* Directions
Only lines with the word "ylabel" are needed; collect each of them from the listing below.

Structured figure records
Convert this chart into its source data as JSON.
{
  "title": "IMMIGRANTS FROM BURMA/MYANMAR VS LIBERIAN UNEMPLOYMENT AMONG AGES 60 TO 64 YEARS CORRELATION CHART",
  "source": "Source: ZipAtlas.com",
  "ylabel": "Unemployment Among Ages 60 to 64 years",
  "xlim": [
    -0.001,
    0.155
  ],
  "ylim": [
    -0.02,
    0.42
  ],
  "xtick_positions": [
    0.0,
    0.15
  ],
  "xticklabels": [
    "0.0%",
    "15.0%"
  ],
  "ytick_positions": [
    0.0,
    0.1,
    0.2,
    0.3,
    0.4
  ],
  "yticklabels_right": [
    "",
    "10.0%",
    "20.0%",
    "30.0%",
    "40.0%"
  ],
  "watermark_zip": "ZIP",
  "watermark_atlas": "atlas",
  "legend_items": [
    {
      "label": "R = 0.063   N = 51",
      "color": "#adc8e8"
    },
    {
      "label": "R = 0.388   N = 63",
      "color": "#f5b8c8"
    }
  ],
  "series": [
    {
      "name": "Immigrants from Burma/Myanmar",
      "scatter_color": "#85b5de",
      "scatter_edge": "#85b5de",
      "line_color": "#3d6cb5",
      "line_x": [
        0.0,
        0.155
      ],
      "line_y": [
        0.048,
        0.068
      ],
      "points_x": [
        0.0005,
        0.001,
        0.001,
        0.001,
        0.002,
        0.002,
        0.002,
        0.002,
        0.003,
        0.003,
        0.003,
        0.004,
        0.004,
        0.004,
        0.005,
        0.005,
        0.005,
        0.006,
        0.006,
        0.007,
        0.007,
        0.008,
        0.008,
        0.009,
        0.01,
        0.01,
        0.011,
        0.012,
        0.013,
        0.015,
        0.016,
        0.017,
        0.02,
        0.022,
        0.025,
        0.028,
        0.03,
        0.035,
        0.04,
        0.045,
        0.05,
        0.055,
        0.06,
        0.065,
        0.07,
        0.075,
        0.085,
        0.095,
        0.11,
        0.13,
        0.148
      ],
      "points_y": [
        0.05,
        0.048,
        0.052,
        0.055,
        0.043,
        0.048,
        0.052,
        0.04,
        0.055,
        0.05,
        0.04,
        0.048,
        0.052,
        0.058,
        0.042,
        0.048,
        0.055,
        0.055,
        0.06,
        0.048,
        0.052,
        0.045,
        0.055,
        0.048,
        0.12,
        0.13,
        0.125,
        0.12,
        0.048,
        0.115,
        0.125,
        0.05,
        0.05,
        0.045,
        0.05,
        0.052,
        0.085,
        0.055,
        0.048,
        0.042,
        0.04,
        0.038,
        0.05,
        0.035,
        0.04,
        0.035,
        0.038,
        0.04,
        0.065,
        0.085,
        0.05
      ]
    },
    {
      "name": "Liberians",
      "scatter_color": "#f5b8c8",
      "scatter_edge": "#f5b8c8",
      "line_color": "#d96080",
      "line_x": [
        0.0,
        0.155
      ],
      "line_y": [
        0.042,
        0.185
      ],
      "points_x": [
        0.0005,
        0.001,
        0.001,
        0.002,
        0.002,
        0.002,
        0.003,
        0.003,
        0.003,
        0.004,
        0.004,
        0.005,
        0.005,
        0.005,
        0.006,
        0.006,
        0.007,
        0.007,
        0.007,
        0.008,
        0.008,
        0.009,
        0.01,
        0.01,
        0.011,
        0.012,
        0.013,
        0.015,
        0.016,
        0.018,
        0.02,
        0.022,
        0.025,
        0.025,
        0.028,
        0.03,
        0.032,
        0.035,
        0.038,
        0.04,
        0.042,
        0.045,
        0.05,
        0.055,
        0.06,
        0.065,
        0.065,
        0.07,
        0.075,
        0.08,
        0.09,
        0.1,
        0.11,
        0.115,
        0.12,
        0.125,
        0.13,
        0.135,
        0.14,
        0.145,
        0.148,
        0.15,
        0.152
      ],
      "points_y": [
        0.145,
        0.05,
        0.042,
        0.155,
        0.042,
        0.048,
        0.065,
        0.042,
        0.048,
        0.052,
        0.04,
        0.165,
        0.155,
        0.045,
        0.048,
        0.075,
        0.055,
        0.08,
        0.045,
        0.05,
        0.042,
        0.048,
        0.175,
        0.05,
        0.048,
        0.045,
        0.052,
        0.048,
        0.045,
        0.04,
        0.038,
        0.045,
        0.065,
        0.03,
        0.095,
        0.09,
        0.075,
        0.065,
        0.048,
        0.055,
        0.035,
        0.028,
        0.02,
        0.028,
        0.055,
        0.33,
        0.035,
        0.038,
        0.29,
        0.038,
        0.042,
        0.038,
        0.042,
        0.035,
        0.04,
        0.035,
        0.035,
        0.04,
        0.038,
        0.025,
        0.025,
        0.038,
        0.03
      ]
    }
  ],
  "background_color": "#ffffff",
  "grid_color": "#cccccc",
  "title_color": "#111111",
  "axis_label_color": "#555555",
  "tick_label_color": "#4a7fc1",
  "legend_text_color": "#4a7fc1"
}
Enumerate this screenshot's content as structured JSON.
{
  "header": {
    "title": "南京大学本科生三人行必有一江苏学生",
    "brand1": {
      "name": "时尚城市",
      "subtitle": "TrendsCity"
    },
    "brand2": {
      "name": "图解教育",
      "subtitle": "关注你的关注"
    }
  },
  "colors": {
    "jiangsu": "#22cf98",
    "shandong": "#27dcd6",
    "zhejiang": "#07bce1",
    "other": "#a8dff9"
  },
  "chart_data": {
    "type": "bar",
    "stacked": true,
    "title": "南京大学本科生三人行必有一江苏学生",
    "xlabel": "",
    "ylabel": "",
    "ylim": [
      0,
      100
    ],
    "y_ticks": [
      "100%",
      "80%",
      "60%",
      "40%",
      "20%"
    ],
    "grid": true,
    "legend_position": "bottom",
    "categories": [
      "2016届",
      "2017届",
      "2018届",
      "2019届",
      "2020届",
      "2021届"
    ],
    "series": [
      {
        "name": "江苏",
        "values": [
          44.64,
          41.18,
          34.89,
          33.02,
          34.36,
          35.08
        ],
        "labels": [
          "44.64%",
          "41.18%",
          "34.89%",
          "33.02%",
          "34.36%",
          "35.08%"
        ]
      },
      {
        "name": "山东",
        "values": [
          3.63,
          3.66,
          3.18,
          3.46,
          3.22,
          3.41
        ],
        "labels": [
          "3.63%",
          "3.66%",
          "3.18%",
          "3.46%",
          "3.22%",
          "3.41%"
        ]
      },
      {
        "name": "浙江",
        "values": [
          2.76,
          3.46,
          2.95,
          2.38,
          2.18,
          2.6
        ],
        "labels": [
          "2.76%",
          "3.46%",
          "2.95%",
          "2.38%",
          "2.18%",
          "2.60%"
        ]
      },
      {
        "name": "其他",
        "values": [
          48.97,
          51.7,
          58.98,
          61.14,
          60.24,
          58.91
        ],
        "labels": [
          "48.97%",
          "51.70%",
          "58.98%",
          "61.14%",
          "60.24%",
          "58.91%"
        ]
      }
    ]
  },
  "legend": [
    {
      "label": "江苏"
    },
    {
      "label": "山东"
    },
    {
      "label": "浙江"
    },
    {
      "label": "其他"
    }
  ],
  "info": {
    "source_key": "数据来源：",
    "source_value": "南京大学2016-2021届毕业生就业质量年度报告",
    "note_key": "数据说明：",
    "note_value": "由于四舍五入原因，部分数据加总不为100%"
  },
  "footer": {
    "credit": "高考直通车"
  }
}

* The output
  "ylabel": "Unemployment Among Ages 60 to 64 years",
    "ylabel": "",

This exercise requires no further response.